- _Aim_: Take every line that has the string "JSON" and copy it out.

(Items from a figure collection)
- - - - - - -

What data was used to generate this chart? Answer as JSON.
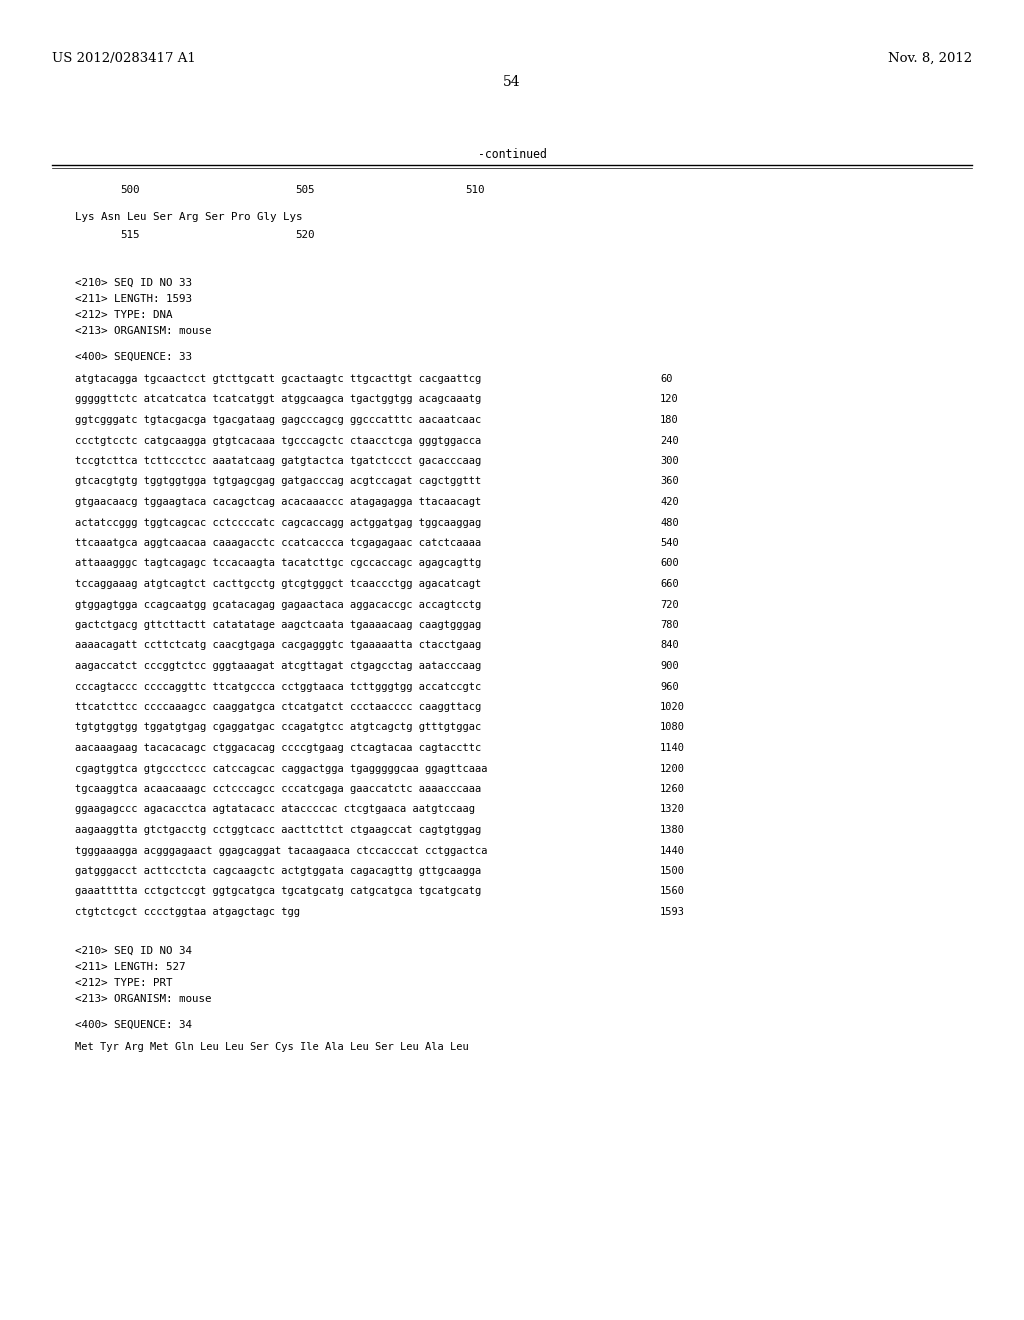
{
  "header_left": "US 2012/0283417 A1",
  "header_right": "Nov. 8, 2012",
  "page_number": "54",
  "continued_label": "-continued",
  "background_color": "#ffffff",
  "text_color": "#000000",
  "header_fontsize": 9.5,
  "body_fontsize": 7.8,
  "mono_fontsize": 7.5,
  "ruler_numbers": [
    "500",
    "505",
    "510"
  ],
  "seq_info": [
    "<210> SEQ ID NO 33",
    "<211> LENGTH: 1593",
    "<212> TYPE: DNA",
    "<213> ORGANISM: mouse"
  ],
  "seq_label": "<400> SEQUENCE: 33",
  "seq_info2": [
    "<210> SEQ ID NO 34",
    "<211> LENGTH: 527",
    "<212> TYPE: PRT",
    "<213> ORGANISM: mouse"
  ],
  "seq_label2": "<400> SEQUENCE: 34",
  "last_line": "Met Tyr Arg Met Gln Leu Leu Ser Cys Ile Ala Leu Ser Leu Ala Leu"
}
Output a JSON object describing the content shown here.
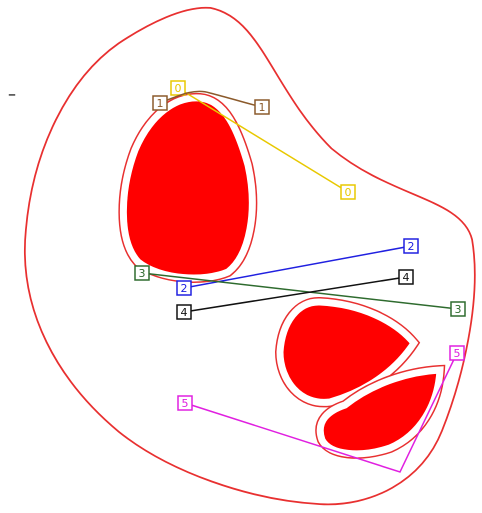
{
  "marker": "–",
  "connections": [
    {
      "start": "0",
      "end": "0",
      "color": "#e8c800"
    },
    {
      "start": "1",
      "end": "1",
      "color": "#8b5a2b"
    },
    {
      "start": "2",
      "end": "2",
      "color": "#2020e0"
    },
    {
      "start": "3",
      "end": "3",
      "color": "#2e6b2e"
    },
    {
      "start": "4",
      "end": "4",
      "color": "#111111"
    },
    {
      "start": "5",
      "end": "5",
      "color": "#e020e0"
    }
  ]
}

- - - - - - -

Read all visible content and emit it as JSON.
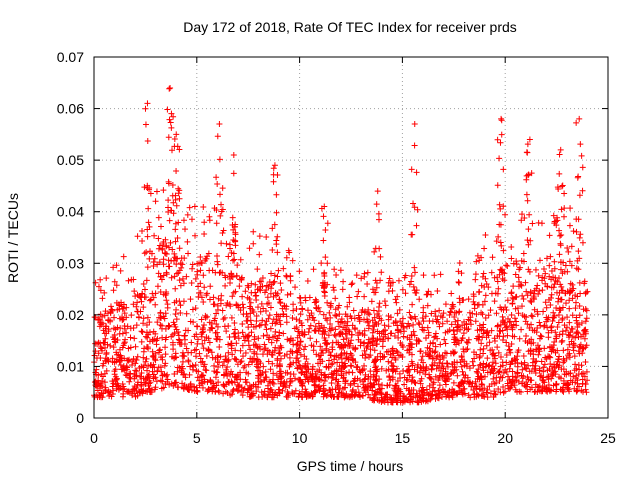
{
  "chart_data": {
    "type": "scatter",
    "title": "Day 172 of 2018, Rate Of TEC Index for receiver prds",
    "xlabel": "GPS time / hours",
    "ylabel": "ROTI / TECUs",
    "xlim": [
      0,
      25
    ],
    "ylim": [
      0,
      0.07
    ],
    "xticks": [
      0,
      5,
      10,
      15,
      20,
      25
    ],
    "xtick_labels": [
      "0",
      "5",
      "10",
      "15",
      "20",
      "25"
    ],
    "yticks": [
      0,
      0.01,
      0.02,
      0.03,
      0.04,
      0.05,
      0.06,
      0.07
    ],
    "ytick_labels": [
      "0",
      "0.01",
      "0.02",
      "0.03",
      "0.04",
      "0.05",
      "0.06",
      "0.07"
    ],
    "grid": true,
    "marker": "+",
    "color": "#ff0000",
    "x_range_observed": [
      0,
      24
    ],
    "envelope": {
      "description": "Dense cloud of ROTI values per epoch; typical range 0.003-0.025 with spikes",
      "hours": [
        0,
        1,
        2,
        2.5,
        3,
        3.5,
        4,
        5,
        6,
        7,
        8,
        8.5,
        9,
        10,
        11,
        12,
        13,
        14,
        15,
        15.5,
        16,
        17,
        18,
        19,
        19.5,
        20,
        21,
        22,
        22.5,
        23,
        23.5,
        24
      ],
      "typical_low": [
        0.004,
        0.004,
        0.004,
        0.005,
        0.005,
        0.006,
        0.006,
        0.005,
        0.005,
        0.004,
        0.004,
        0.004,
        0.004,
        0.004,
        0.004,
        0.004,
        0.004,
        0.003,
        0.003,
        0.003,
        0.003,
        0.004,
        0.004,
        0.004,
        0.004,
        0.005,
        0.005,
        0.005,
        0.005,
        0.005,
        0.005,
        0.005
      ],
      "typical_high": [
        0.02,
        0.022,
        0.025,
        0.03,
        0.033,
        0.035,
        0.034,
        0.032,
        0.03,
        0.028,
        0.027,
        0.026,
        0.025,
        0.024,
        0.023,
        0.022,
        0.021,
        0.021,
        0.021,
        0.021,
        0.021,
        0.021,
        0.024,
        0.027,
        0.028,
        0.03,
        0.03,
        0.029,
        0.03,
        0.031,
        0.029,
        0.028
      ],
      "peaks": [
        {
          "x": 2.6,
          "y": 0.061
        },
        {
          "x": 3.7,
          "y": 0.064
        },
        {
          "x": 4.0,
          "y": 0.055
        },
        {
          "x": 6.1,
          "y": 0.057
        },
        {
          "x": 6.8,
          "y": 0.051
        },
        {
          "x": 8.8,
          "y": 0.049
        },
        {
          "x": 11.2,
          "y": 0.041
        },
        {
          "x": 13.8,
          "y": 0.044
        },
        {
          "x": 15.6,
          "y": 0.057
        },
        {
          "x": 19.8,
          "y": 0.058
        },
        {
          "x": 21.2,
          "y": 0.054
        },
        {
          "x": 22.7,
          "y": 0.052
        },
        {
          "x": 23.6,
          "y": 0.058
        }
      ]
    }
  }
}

- - - - - - -

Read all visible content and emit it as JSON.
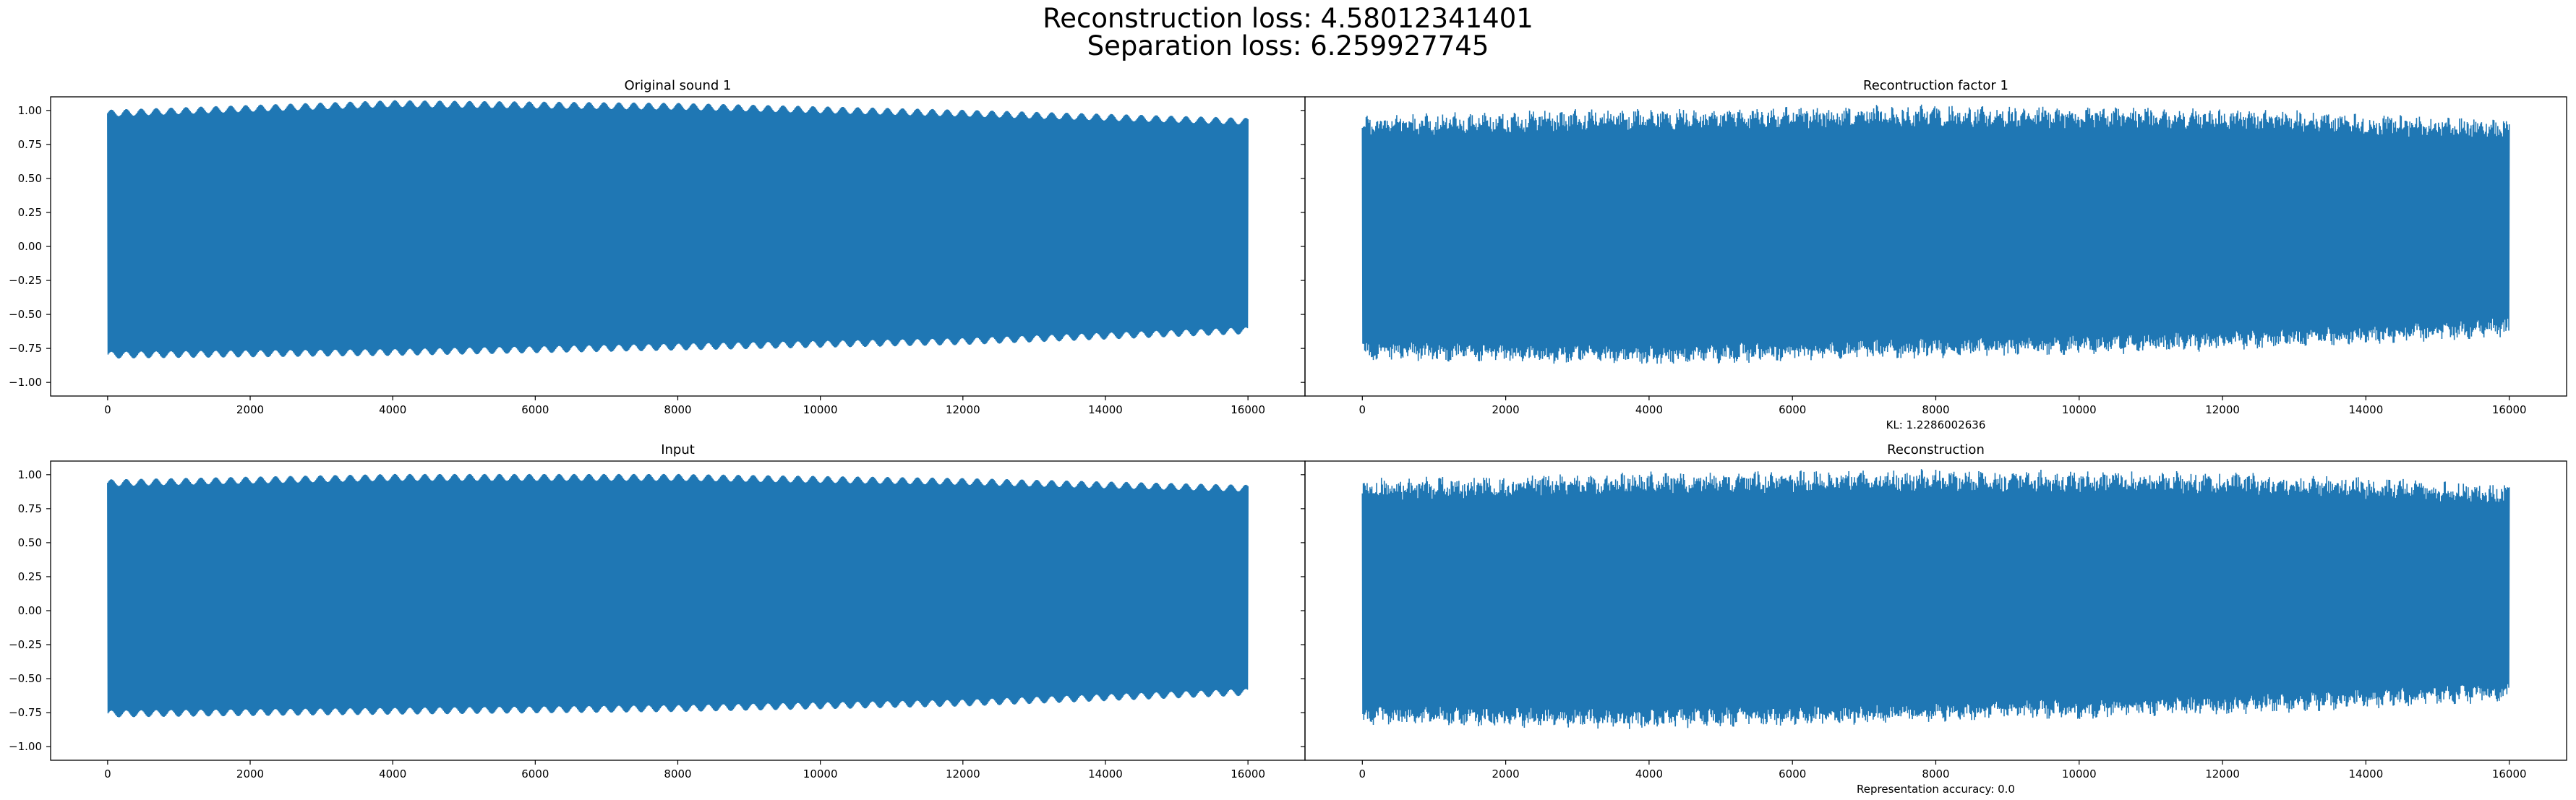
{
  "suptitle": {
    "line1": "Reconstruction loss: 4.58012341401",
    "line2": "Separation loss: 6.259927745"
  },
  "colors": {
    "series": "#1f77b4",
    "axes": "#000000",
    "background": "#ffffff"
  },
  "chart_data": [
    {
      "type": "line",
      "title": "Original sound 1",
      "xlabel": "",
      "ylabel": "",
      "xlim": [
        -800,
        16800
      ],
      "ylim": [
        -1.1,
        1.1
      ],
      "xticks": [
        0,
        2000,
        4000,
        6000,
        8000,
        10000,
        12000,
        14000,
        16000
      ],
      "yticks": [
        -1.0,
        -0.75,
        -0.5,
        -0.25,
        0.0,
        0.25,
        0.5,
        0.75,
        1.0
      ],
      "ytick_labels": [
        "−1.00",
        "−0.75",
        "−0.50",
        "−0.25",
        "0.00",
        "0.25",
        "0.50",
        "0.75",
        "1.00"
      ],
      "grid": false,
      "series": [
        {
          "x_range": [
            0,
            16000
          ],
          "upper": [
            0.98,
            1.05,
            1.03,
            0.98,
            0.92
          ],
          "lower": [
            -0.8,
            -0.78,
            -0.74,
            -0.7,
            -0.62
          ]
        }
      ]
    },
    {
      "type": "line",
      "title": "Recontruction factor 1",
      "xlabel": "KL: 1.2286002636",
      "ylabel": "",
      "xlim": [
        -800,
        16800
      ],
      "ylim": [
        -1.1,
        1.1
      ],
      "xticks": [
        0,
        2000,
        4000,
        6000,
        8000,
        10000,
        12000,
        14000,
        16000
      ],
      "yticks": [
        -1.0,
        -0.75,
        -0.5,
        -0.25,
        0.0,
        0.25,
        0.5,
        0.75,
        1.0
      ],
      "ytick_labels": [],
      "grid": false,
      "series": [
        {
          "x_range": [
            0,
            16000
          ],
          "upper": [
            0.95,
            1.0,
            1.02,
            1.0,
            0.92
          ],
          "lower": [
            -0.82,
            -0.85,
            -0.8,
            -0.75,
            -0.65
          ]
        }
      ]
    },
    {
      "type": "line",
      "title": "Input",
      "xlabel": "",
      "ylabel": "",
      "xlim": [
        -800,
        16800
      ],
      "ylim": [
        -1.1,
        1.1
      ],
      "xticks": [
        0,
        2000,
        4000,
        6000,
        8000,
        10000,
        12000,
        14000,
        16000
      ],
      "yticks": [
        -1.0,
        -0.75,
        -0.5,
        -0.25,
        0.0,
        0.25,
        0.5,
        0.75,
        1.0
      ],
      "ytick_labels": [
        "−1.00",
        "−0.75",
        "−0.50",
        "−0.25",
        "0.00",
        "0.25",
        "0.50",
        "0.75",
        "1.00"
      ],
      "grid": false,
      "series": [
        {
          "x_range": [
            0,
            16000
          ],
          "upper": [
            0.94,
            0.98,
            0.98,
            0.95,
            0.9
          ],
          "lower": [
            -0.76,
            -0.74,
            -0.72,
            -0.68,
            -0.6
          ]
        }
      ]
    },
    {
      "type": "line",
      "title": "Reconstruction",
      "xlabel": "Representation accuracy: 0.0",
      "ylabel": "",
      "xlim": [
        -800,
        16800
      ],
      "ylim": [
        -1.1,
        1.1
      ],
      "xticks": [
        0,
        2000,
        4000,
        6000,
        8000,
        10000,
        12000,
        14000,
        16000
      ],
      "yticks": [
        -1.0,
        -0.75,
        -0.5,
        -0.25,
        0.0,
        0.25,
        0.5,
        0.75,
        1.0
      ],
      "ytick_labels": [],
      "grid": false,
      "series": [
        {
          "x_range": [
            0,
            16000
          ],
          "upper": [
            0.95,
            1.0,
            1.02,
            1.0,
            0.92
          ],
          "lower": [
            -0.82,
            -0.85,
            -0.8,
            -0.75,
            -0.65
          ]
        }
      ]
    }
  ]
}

- - - - - - -

- _Answer_:
What data was used to generate this chart? Answer as JSON.
Output a JSON object describing the content shown here.
Read all visible content and emit it as JSON.
Read all visible content and emit it as JSON.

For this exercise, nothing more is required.